===== Выбранный отрывок

Следовательно, надлежит показать, что определение бытия утвердительно
содержится в понятии; это и есть единство понятия и бытия.
Эти моменты, однако, также и различны, и, таким образом, их единство есть
отрицательное единство обоих, так что речь идет о снятии этого различия.
Различие должно быть выявлено, и единство должно быть установлено, показано в
соответствии с этим различием. Показать это — задача логики. То, что понятие
есть такое движение определения себя к бытию, такая диалектика, движение,
состоящее в том, чтобы определить себя к бытию, к своей противоположности,—
этот логический момент есть дальнейшее развитие, которое не дано в
онтологическом доказательстве, и в этом — его недостаток.
Что же касается формы мысли Ансельма, то, как было отмечено, ее
содержание состоит в том, что понятие бога предполагает реальность, потому что
бог есть совершеннейшее. Речь идет о том, что понятие для себя объективируется.
Бог, таким образом, есть совершеннейшее, положенное только в
представлении; по сравнению с совершеннейшим понятие бога выступает как
недостаточное. Понятие совершенства есть масштаб, и бог как просто понятие,
мысль этому масштабу не соответствует.
Совершенство есть лишь неопределенное представление. Что же значит
совершенный? Определение совершенного мы видим непосредственно в том, что
противоположно тому, к чему оно здесь применяется, ведь одна только мысль бога
есть несовершенство, и, таким образом, совершенным является единство мысли,
понятия с реальностью; это единство, следовательно, здесь предполагается.

==========
===== Исходные данные

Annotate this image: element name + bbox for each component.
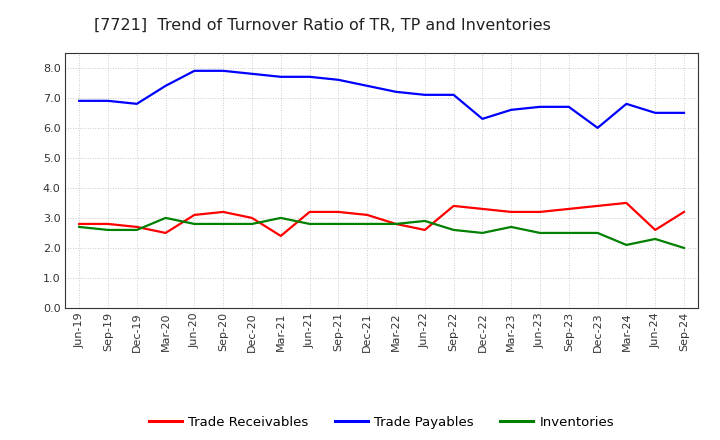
Legend: Trade Receivables, Trade Payables, Inventories: Trade Receivables, Trade Payables, Inven… bbox=[143, 411, 620, 434]
Text: [7721]  Trend of Turnover Ratio of TR, TP and Inventories: [7721] Trend of Turnover Ratio of TR, TP… bbox=[94, 18, 551, 33]
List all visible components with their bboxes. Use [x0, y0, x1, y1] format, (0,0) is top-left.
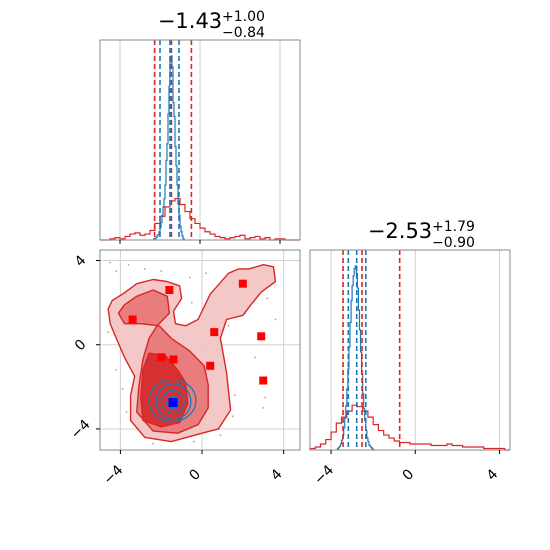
markers	[128, 279, 268, 408]
scatter-point	[266, 297, 269, 300]
x-ticks	[119, 240, 281, 244]
grid	[119, 40, 281, 240]
scatter-point	[188, 276, 191, 279]
blue-contour-level	[160, 389, 185, 415]
scatter-point	[127, 263, 130, 266]
histogram-blue	[153, 55, 185, 241]
scatter-point	[219, 434, 222, 437]
red-square-marker	[165, 286, 174, 294]
histogram-red	[100, 197, 300, 241]
blue-contour-level	[155, 383, 192, 421]
x-ticks: −4 0 4	[311, 450, 502, 488]
panel-title-upper-error: +1.00	[222, 9, 265, 25]
red-square-marker	[206, 361, 215, 370]
axes-frame	[99, 249, 301, 451]
scatter-point	[264, 396, 267, 399]
red-square-marker	[169, 355, 178, 364]
red-square-marker	[157, 353, 166, 362]
panel-title-lower-error: −0.84	[222, 25, 265, 41]
axes-frame	[309, 249, 511, 451]
y-tick-label: −4	[68, 417, 94, 443]
scatter-point	[107, 331, 110, 334]
scatter-point	[115, 369, 118, 371]
scatter-point	[262, 406, 265, 409]
scatter-point	[143, 268, 146, 270]
x-tick-label: 4	[484, 466, 502, 484]
x-tick-label: −4	[101, 462, 127, 488]
panel-title-lower-error: −0.90	[432, 235, 475, 251]
scatter-point	[233, 394, 236, 397]
red-square-marker	[238, 279, 247, 288]
histogram-series	[100, 55, 300, 241]
scatter-point	[109, 261, 112, 264]
scatter-point	[152, 442, 154, 445]
scatter-point	[192, 440, 195, 443]
red-square-marker	[128, 315, 137, 324]
red-square-marker	[210, 328, 219, 337]
panel-title-median: −1.43	[158, 9, 222, 33]
y-tick-label: 0	[72, 337, 90, 355]
blue-square-marker	[168, 398, 178, 408]
scatter-point	[115, 270, 118, 272]
scatter-point	[254, 356, 257, 359]
panel-title-upper-error: +1.79	[432, 219, 475, 235]
quantile-lines	[342, 250, 401, 450]
x-tick-label: 4	[268, 466, 286, 484]
histogram-panel-param2: −4 0 4 −2.53 +1.79 −0.90	[309, 219, 511, 488]
x-tick-label: −4	[311, 462, 337, 488]
red-square-marker	[257, 332, 266, 341]
panel-title-median: −2.53	[368, 219, 432, 243]
red-contours	[107, 264, 277, 443]
quantile-lines	[153, 40, 193, 240]
blue-contours	[148, 378, 197, 423]
histogram-red	[309, 404, 510, 451]
grid	[330, 250, 500, 450]
y-tick-label: 4	[72, 252, 90, 270]
red-square-marker	[259, 376, 268, 385]
scatter-point	[227, 324, 230, 327]
scatter-point	[231, 415, 234, 418]
scatter-point	[205, 272, 208, 275]
scatter-point	[190, 301, 193, 304]
scatter-point	[274, 318, 277, 321]
x-tick-label: 0	[400, 466, 418, 484]
histogram-series	[309, 265, 510, 451]
scatter-point	[125, 411, 128, 414]
histogram-panel-param1: −1.43 +1.00 −0.84	[99, 9, 301, 244]
x-tick-label: 0	[186, 466, 204, 484]
scatter-point	[160, 270, 163, 272]
blue-contour-level	[166, 395, 180, 410]
contour-scatter-panel: −4 0 4 −4 0 4	[68, 249, 301, 488]
scatter-point	[121, 388, 124, 390]
blue-contour-level	[148, 378, 197, 423]
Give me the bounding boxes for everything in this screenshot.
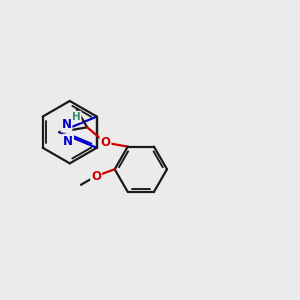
Text: N: N (63, 135, 73, 148)
Text: H: H (72, 112, 81, 122)
Text: O: O (91, 169, 101, 182)
Text: O: O (100, 136, 110, 149)
Text: N: N (61, 118, 71, 131)
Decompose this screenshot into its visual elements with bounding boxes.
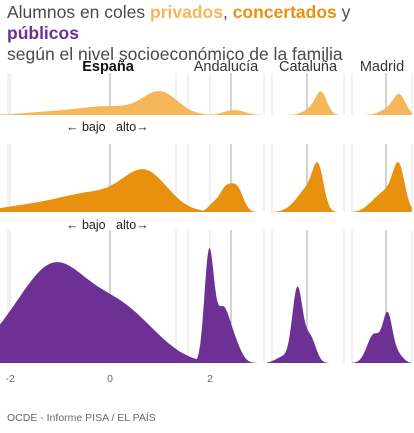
density-concertados-madrid — [351, 162, 412, 212]
region-label-madrid: Madrid — [360, 59, 404, 75]
density-publicos-cataluna — [267, 286, 339, 363]
density-concertados-cataluna — [267, 162, 339, 212]
x-tick-label: 0 — [107, 373, 113, 385]
density-privados-andalucia — [188, 109, 265, 115]
title-sep-1: , — [222, 2, 233, 22]
region-label-espana: España — [82, 59, 135, 75]
density-concertados-andalucia — [188, 183, 265, 212]
density-publicos-andalucia — [188, 248, 265, 363]
density-publicos-madrid — [351, 311, 412, 363]
source-credit: OCDE - Informe PISA / EL PAÍS — [7, 412, 156, 424]
title-privados: privados — [150, 2, 223, 22]
density-privados-espana — [0, 91, 235, 115]
direction-label-high: alto→ — [116, 120, 149, 134]
direction-label-high: alto→ — [116, 218, 149, 232]
title-prefix: Alumnos en coles — [7, 2, 150, 22]
chart-title: Alumnos en coles privados, concertados y… — [7, 2, 411, 65]
density-privados-madrid — [351, 93, 412, 115]
title-subtitle: según el nivel socioeconómico de la fami… — [7, 44, 343, 64]
title-publicos: públicos — [7, 23, 79, 43]
region-label-andalucia: Andalucía — [194, 59, 259, 75]
direction-label-low: ← bajo — [66, 218, 106, 232]
title-sep-2: y — [336, 2, 351, 22]
density-privados-cataluna — [267, 91, 339, 115]
region-label-cataluna: Cataluña — [279, 59, 338, 75]
direction-label-low: ← bajo — [66, 120, 106, 134]
x-tick-label: -2 — [5, 373, 14, 385]
density-publicos-espana — [0, 262, 235, 363]
density-concertados-espana — [0, 169, 235, 212]
x-tick-label: 2 — [207, 373, 213, 385]
title-concertados: concertados — [232, 2, 337, 22]
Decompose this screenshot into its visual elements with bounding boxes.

==========

→ **Задания**:
- 1) Объясните одним–тремя предложениями, в чем, по отрывку о доказательстве бытия бога, состоит недостаток онтологического доказательства.
- 2) Ответьте на вопросы по отрывку о доказательстве бытия бога:
(а) Что, согласно первому предложению, надлежит показать об определении бытия?
(б) На каком основании, по мысли Ансельма, понятие бога предполагает реальность?
(в) Чем названо совершенство в последнем абзаце?
- 3) Продолжите отрывок о доказательстве бытия бога, начав сразу после его последнего предложения.

→ **Ответы к заданиям**:
- 1) В онтологическом доказательстве не дано дальнейшее развитие. Это логический момент: понятие есть движение, диалектика, в которой оно определяет себя к бытию, то есть к своей противоположности. Показать это, выявив различие понятия и бытия и установив их единство в соответствии с этим различием, — задача логики.

- 2)
(а) Что определение бытия утвердительно содержится в понятии.
(б) На том основании, что бог есть совершеннейшее.
(в) Лишь неопределенным представлением.

- 3)
Поскольку бог положен как совершеннейшее, он не имеет здесь дальнейшего
определения, он есть лишь совершенное, есть лишь как таковое, и в этом состоит
его определенность. Из этого следует, что все дело, собственно, только в этом
единстве понятия и реальности. Это единство есть определение совершенства и в
то же время определение самого божества; в действительности это также и
определение идеи. Но, конечно, еще больше это относится к определению бога.
В Ансельмовой форме понятия предпосылкой по существу является единство
понятия и реальности; но именно это обстоятельство делает такое доказательство
неудовлетворительным с точки зрения разума, ибо предпосылка есть то, что
следует доказать. Но то, что понятие себя в себе определяет, себя
объективирует, само себя реализует,— это дальнейшее понимание, которое
проистекает только из природы понятия и которого не могло быть у Ансельма. Это
есть понимание того, насколько понятие само снимает свою односторонность.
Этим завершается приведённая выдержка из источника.